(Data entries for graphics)
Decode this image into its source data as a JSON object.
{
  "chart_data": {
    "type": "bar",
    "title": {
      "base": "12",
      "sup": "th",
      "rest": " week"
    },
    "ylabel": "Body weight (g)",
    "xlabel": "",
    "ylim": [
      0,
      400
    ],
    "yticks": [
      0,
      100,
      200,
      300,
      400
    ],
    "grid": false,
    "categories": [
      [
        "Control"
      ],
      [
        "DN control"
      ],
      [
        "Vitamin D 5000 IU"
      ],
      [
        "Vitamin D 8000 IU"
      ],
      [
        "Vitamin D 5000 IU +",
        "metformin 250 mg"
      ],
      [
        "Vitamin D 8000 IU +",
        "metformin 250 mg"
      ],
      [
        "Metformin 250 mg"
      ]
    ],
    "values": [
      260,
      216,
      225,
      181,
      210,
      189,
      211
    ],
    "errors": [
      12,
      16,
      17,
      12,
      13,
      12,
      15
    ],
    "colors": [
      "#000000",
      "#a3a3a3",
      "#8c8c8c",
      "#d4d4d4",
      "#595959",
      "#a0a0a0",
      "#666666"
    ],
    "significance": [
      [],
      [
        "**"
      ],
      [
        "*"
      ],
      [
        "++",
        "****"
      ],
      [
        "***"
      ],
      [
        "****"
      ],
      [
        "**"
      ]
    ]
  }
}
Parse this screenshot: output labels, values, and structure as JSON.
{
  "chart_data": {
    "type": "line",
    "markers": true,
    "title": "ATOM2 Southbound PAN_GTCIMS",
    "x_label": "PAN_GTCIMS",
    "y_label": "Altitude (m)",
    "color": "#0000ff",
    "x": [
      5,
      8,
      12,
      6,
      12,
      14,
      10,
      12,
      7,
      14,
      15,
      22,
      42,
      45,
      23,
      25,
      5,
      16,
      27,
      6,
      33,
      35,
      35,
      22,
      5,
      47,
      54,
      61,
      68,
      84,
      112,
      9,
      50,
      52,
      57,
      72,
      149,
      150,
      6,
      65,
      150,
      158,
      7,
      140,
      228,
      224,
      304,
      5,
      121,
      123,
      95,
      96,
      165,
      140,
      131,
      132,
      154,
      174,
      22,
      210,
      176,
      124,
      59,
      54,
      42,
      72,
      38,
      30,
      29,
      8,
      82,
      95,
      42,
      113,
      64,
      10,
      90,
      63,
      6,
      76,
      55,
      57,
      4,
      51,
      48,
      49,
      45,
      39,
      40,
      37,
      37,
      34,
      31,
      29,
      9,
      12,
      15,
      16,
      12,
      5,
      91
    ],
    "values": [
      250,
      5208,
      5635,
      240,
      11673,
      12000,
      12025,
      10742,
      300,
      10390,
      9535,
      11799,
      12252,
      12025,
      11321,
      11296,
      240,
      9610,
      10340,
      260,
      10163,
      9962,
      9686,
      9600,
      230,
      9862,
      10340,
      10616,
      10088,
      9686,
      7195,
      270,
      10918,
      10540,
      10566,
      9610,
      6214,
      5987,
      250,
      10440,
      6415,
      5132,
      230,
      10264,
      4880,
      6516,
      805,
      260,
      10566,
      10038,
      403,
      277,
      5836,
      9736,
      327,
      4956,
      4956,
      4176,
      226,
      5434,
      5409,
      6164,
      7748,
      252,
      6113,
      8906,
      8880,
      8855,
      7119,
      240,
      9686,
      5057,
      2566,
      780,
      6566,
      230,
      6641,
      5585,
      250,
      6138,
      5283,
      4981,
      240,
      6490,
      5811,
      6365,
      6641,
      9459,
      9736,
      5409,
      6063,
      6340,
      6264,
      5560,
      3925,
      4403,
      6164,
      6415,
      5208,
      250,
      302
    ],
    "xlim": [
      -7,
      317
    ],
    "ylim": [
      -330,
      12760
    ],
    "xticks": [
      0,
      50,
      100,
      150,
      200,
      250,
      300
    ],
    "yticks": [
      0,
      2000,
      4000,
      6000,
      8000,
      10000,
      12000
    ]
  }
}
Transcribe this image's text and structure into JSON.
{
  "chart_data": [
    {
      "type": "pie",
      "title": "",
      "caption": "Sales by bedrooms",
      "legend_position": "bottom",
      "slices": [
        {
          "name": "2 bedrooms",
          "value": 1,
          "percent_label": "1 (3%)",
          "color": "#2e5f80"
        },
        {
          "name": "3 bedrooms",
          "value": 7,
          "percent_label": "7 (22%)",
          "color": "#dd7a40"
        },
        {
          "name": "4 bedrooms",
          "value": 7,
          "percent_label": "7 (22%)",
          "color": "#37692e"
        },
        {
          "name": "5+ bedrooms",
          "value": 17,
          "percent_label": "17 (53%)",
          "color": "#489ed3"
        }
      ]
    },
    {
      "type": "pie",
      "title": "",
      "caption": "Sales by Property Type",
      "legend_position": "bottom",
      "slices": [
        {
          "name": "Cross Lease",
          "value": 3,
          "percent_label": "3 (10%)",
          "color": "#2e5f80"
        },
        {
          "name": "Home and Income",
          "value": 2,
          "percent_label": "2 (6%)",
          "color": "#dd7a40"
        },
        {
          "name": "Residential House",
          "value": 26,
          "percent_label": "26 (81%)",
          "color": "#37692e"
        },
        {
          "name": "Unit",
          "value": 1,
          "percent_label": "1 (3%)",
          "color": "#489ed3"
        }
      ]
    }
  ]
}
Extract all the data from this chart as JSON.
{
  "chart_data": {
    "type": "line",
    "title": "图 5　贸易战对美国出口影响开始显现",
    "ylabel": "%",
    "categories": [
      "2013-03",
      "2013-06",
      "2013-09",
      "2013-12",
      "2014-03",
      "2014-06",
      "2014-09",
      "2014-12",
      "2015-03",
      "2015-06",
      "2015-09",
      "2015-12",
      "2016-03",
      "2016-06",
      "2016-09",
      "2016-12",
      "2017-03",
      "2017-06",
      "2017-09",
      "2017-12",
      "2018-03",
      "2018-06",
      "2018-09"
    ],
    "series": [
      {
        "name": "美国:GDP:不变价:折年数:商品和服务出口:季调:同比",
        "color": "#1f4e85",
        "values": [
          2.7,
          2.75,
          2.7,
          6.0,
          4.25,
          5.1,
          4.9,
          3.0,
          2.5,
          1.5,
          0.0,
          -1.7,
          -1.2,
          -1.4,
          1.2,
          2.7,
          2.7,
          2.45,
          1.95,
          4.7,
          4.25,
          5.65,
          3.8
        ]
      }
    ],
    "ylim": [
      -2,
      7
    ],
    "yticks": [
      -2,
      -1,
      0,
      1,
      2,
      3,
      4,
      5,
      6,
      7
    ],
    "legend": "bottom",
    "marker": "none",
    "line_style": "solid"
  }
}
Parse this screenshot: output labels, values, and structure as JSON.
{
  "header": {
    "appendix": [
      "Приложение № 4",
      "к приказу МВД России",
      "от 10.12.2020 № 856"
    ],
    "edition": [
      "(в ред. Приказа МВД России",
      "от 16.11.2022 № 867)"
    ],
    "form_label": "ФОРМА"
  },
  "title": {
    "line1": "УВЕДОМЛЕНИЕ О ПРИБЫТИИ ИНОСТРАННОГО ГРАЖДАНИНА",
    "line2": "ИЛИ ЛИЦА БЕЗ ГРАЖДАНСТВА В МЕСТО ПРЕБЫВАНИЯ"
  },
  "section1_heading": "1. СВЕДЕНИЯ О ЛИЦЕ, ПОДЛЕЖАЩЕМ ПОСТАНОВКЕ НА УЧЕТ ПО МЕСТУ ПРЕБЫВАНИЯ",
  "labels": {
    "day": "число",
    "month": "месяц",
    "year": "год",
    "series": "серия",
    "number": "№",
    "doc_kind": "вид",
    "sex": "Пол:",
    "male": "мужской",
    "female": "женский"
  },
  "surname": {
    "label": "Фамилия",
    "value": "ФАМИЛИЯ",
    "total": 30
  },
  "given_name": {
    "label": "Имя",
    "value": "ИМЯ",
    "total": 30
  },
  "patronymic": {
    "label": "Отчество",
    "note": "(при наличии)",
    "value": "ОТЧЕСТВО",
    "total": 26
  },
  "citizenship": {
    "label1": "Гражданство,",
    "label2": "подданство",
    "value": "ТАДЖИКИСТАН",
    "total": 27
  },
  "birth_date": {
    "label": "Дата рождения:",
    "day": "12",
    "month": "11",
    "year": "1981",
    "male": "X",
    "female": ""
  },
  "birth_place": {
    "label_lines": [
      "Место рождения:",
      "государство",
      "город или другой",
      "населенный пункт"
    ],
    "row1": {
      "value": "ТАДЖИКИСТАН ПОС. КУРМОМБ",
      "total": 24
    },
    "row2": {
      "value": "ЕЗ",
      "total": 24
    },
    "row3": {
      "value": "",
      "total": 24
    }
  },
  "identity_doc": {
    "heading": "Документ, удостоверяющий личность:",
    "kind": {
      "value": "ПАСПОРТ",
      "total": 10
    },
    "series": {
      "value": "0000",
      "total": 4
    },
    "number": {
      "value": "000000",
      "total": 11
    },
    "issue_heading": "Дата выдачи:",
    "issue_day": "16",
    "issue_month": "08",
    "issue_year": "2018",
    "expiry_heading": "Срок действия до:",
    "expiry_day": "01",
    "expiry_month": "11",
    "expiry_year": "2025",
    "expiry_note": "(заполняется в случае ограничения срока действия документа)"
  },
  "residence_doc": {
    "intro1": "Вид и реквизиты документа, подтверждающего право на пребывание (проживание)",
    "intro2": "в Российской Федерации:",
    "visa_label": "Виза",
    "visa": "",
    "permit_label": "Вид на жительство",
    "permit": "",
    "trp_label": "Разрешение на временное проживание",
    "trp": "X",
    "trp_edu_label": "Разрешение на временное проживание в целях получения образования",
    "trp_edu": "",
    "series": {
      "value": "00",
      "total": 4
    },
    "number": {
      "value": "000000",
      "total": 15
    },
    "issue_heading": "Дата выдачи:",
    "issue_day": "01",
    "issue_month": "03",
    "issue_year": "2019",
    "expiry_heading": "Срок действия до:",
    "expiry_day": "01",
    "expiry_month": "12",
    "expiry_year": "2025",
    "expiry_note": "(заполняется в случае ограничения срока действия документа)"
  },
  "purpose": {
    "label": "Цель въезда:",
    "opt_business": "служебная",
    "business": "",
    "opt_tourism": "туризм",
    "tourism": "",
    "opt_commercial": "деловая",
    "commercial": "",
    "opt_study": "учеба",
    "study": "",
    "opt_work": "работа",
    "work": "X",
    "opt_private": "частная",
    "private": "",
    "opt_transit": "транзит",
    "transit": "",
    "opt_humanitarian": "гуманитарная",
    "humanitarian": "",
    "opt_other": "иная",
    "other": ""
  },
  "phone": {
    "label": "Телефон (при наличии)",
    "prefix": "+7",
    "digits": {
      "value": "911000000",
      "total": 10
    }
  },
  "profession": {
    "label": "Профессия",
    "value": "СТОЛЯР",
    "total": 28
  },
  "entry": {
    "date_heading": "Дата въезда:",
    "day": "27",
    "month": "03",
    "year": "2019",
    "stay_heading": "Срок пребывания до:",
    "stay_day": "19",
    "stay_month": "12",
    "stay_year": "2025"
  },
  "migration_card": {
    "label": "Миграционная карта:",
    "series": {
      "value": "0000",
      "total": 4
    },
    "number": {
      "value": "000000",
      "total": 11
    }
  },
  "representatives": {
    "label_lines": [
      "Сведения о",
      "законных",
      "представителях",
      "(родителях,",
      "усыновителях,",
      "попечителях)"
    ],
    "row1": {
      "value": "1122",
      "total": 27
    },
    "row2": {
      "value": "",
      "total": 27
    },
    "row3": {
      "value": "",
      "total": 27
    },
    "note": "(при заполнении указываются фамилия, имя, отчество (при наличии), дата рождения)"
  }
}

What to do: Find each line in the records holding the string "въезда" and show it.

Right answer:
    "label": "Цель въезда:",
    "date_heading": "Дата въезда:",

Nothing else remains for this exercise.